[Figure record listings]
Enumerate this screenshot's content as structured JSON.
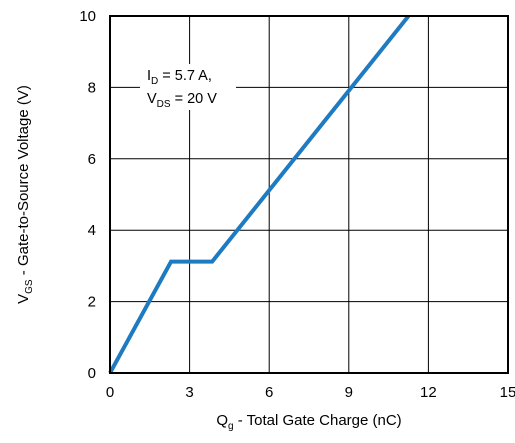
{
  "chart_data": {
    "type": "line",
    "title": "",
    "xlabel": {
      "main": "Q",
      "sub": "g",
      "rest": " - Total Gate Charge (nC)"
    },
    "ylabel": {
      "main": "V",
      "sub": "GS",
      "rest": " - Gate-to-Source Voltage (V)"
    },
    "xlim": [
      0,
      15
    ],
    "ylim": [
      0,
      10
    ],
    "x_ticks": [
      0,
      3,
      6,
      9,
      12,
      15
    ],
    "y_ticks": [
      0,
      2,
      4,
      6,
      8,
      10
    ],
    "grid": true,
    "line_color": "#1f7bc1",
    "series": [
      {
        "x": [
          0,
          2.3,
          3.85,
          11.25
        ],
        "y": [
          0,
          3.12,
          3.12,
          10
        ]
      }
    ],
    "annotations": [
      {
        "main": "I",
        "sub": "D",
        "rest": " = 5.7 A,"
      },
      {
        "main": "V",
        "sub": "DS",
        "rest": " = 20 V"
      }
    ]
  }
}
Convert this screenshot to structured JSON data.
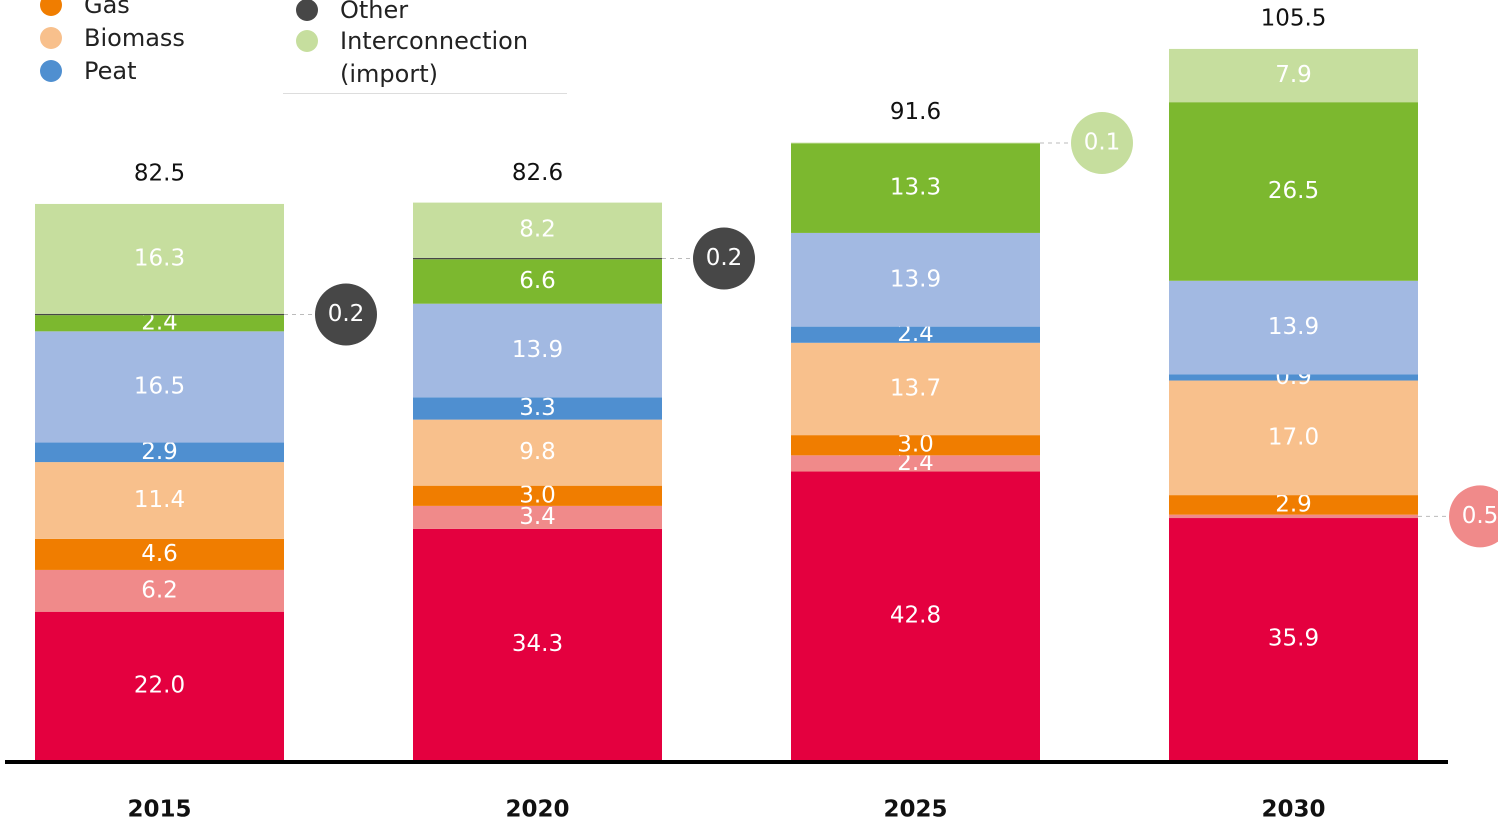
{
  "chart_data": {
    "type": "stacked-bar",
    "categories": [
      "2015",
      "2020",
      "2025",
      "2030"
    ],
    "totals": [
      82.5,
      82.6,
      91.6,
      105.5
    ],
    "series": [
      {
        "color": "#e4003f",
        "values": [
          22.0,
          34.3,
          42.8,
          35.9
        ],
        "value_labels": [
          "22.0",
          "34.3",
          "42.8",
          "35.9"
        ]
      },
      {
        "color": "#f08a8a",
        "values": [
          6.2,
          3.4,
          2.4,
          0.5
        ]
      },
      {
        "name": "Gas",
        "color": "#f07d00",
        "values": [
          4.6,
          3.0,
          3.0,
          2.9
        ],
        "value_labels": [
          "4.6",
          "3.0",
          "3.0",
          "2.9"
        ]
      },
      {
        "name": "Biomass",
        "color": "#f8c08c",
        "values": [
          11.4,
          9.8,
          13.7,
          17.0
        ],
        "value_labels": [
          "11.4",
          "9.8",
          "13.7",
          "17.0"
        ]
      },
      {
        "name": "Peat",
        "color": "#4f8fd0",
        "values": [
          2.9,
          3.3,
          2.4,
          0.9
        ]
      },
      {
        "color": "#a2b9e2",
        "values": [
          16.5,
          13.9,
          13.9,
          13.9
        ]
      },
      {
        "color": "#7cb82f",
        "values": [
          2.4,
          6.6,
          13.3,
          26.5
        ]
      },
      {
        "name": "Other",
        "color": "#474747",
        "values": [
          0.2,
          0.2,
          null,
          null
        ]
      },
      {
        "name": "Interconnection (import)",
        "color": "#c6de9e",
        "values": [
          16.3,
          8.2,
          0.1,
          7.9
        ]
      }
    ]
  }
}
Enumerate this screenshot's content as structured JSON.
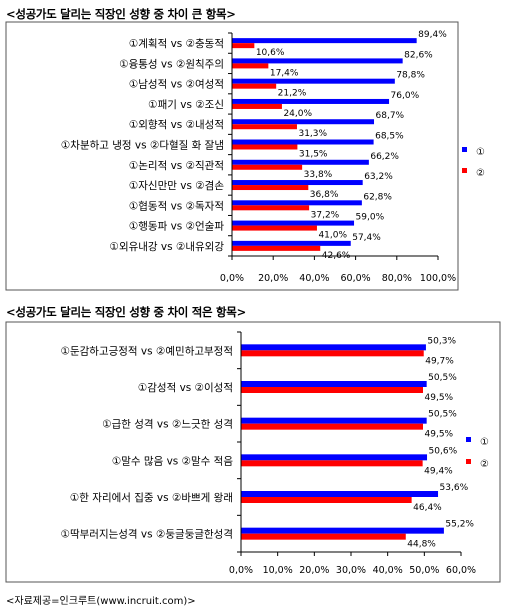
{
  "chart_data": [
    {
      "type": "bar",
      "orientation": "horizontal",
      "title": "<성공가도 달리는 직장인 성향 중 차이 큰 항목>",
      "categories": [
        "①계획적 vs ②충동적",
        "①융통성 vs ②원칙주의",
        "①남성적 vs ②여성적",
        "①패기 vs ②조신",
        "①외향적 vs ②내성적",
        "①차분하고 냉정 vs ②다혈질 화 잘냄",
        "①논리적 vs ②직관적",
        "①자신만만 vs ②겸손",
        "①협동적 vs ②독자적",
        "①행동파 vs ②언술파",
        "①외유내강 vs ②내유외강"
      ],
      "series": [
        {
          "name": "①",
          "color": "#0000ff",
          "values": [
            89.4,
            82.6,
            78.8,
            76.0,
            68.7,
            68.5,
            66.2,
            63.2,
            62.8,
            59.0,
            57.4
          ],
          "labels": [
            "89,4%",
            "82,6%",
            "78,8%",
            "76,0%",
            "68,7%",
            "68,5%",
            "66,2%",
            "63,2%",
            "62,8%",
            "59,0%",
            "57,4%"
          ]
        },
        {
          "name": "②",
          "color": "#ff0000",
          "values": [
            10.6,
            17.4,
            21.2,
            24.0,
            31.3,
            31.5,
            33.8,
            36.8,
            37.2,
            41.0,
            42.6
          ],
          "labels": [
            "10,6%",
            "17,4%",
            "21,2%",
            "24,0%",
            "31,3%",
            "31,5%",
            "33,8%",
            "36,8%",
            "37,2%",
            "41,0%",
            "42,6%"
          ]
        }
      ],
      "xlim": [
        0,
        100
      ],
      "xticks": [
        "0,0%",
        "20,0%",
        "40,0%",
        "60,0%",
        "80,0%",
        "100,0%"
      ],
      "grid": false,
      "legend": "right"
    },
    {
      "type": "bar",
      "orientation": "horizontal",
      "title": "<성공가도 달리는 직장인 성향 중 차이 적은 항목>",
      "categories": [
        "①둔감하고긍정적 vs ②예민하고부정적",
        "①감성적 vs ②이성적",
        "①급한 성격 vs ②느긋한 성격",
        "①말수 많음 vs ②말수 적음",
        "①한 자리에서 집중 vs ②바쁘게 왕래",
        "①딱부러지는성격 vs ②둥글둥글한성격"
      ],
      "series": [
        {
          "name": "①",
          "color": "#0000ff",
          "values": [
            50.3,
            50.5,
            50.5,
            50.6,
            53.6,
            55.2
          ],
          "labels": [
            "50,3%",
            "50,5%",
            "50,5%",
            "50,6%",
            "53,6%",
            "55,2%"
          ]
        },
        {
          "name": "②",
          "color": "#ff0000",
          "values": [
            49.7,
            49.5,
            49.5,
            49.4,
            46.4,
            44.8
          ],
          "labels": [
            "49,7%",
            "49,5%",
            "49,5%",
            "49,4%",
            "46,4%",
            "44,8%"
          ]
        }
      ],
      "xlim": [
        0,
        60
      ],
      "xticks": [
        "0,0%",
        "10,0%",
        "20,0%",
        "30,0%",
        "40,0%",
        "50,0%",
        "60,0%"
      ],
      "grid": false,
      "legend": "right"
    }
  ],
  "source": "<자료제공=인크루트(www.incruit.com)>"
}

> Job
Transcribe each entry precisely as given, leaving the pictures out.

> Expected answer
Enumerate this screenshot's content as structured JSON.
{
  "chart_data": {
    "type": "line",
    "title": "",
    "xlabel": {
      "main": "Q",
      "sub": "g",
      "rest": " - Total Gate Charge (nC)"
    },
    "ylabel": {
      "main": "V",
      "sub": "GS",
      "rest": " - Gate-to-Source Voltage (V)"
    },
    "xlim": [
      0,
      15
    ],
    "ylim": [
      0,
      10
    ],
    "x_ticks": [
      0,
      3,
      6,
      9,
      12,
      15
    ],
    "y_ticks": [
      0,
      2,
      4,
      6,
      8,
      10
    ],
    "grid": true,
    "line_color": "#1f7bc1",
    "series": [
      {
        "x": [
          0,
          2.3,
          3.85,
          11.25
        ],
        "y": [
          0,
          3.12,
          3.12,
          10
        ]
      }
    ],
    "annotations": [
      {
        "main": "I",
        "sub": "D",
        "rest": " = 5.7 A,"
      },
      {
        "main": "V",
        "sub": "DS",
        "rest": " = 20 V"
      }
    ]
  }
}
Convert this screenshot to structured JSON data.
{
  "chart_data": {
    "type": "stacked-bar",
    "categories": [
      "2015",
      "2020",
      "2025",
      "2030"
    ],
    "totals": [
      82.5,
      82.6,
      91.6,
      105.5
    ],
    "series": [
      {
        "color": "#e4003f",
        "values": [
          22.0,
          34.3,
          42.8,
          35.9
        ],
        "value_labels": [
          "22.0",
          "34.3",
          "42.8",
          "35.9"
        ]
      },
      {
        "color": "#f08a8a",
        "values": [
          6.2,
          3.4,
          2.4,
          0.5
        ]
      },
      {
        "name": "Gas",
        "color": "#f07d00",
        "values": [
          4.6,
          3.0,
          3.0,
          2.9
        ],
        "value_labels": [
          "4.6",
          "3.0",
          "3.0",
          "2.9"
        ]
      },
      {
        "name": "Biomass",
        "color": "#f8c08c",
        "values": [
          11.4,
          9.8,
          13.7,
          17.0
        ],
        "value_labels": [
          "11.4",
          "9.8",
          "13.7",
          "17.0"
        ]
      },
      {
        "name": "Peat",
        "color": "#4f8fd0",
        "values": [
          2.9,
          3.3,
          2.4,
          0.9
        ]
      },
      {
        "color": "#a2b9e2",
        "values": [
          16.5,
          13.9,
          13.9,
          13.9
        ]
      },
      {
        "color": "#7cb82f",
        "values": [
          2.4,
          6.6,
          13.3,
          26.5
        ]
      },
      {
        "name": "Other",
        "color": "#474747",
        "values": [
          0.2,
          0.2,
          null,
          null
        ]
      },
      {
        "name": "Interconnection (import)",
        "color": "#c6de9e",
        "values": [
          16.3,
          8.2,
          0.1,
          7.9
        ]
      }
    ]
  }
}
Enumerate this screenshot's content as structured JSON.
{
  "chart_data": [
    {
      "type": "bar",
      "orientation": "horizontal",
      "title": "<성공가도 달리는 직장인 성향 중 차이 큰 항목>",
      "categories": [
        "①계획적 vs ②충동적",
        "①융통성 vs ②원칙주의",
        "①남성적 vs ②여성적",
        "①패기 vs ②조신",
        "①외향적 vs ②내성적",
        "①차분하고 냉정 vs ②다혈질 화 잘냄",
        "①논리적 vs ②직관적",
        "①자신만만 vs ②겸손",
        "①협동적 vs ②독자적",
        "①행동파 vs ②언술파",
        "①외유내강 vs ②내유외강"
      ],
      "series": [
        {
          "name": "①",
          "color": "#0000ff",
          "values": [
            89.4,
            82.6,
            78.8,
            76.0,
            68.7,
            68.5,
            66.2,
            63.2,
            62.8,
            59.0,
            57.4
          ],
          "labels": [
            "89,4%",
            "82,6%",
            "78,8%",
            "76,0%",
            "68,7%",
            "68,5%",
            "66,2%",
            "63,2%",
            "62,8%",
            "59,0%",
            "57,4%"
          ]
        },
        {
          "name": "②",
          "color": "#ff0000",
          "values": [
            10.6,
            17.4,
            21.2,
            24.0,
            31.3,
            31.5,
            33.8,
            36.8,
            37.2,
            41.0,
            42.6
          ],
          "labels": [
            "10,6%",
            "17,4%",
            "21,2%",
            "24,0%",
            "31,3%",
            "31,5%",
            "33,8%",
            "36,8%",
            "37,2%",
            "41,0%",
            "42,6%"
          ]
        }
      ],
      "xlim": [
        0,
        100
      ],
      "xticks": [
        "0,0%",
        "20,0%",
        "40,0%",
        "60,0%",
        "80,0%",
        "100,0%"
      ],
      "grid": false,
      "legend": "right"
    },
    {
      "type": "bar",
      "orientation": "horizontal",
      "title": "<성공가도 달리는 직장인 성향 중 차이 적은 항목>",
      "categories": [
        "①둔감하고긍정적 vs ②예민하고부정적",
        "①감성적 vs ②이성적",
        "①급한 성격 vs ②느긋한 성격",
        "①말수 많음 vs ②말수 적음",
        "①한 자리에서 집중 vs ②바쁘게 왕래",
        "①딱부러지는성격 vs ②둥글둥글한성격"
      ],
      "series": [
        {
          "name": "①",
          "color": "#0000ff",
          "values": [
            50.3,
            50.5,
            50.5,
            50.6,
            53.6,
            55.2
          ],
          "labels": [
            "50,3%",
            "50,5%",
            "50,5%",
            "50,6%",
            "53,6%",
            "55,2%"
          ]
        },
        {
          "name": "②",
          "color": "#ff0000",
          "values": [
            49.7,
            49.5,
            49.5,
            49.4,
            46.4,
            44.8
          ],
          "labels": [
            "49,7%",
            "49,5%",
            "49,5%",
            "49,4%",
            "46,4%",
            "44,8%"
          ]
        }
      ],
      "xlim": [
        0,
        60
      ],
      "xticks": [
        "0,0%",
        "10,0%",
        "20,0%",
        "30,0%",
        "40,0%",
        "50,0%",
        "60,0%"
      ],
      "grid": false,
      "legend": "right"
    }
  ],
  "source": "<자료제공=인크루트(www.incruit.com)>"
}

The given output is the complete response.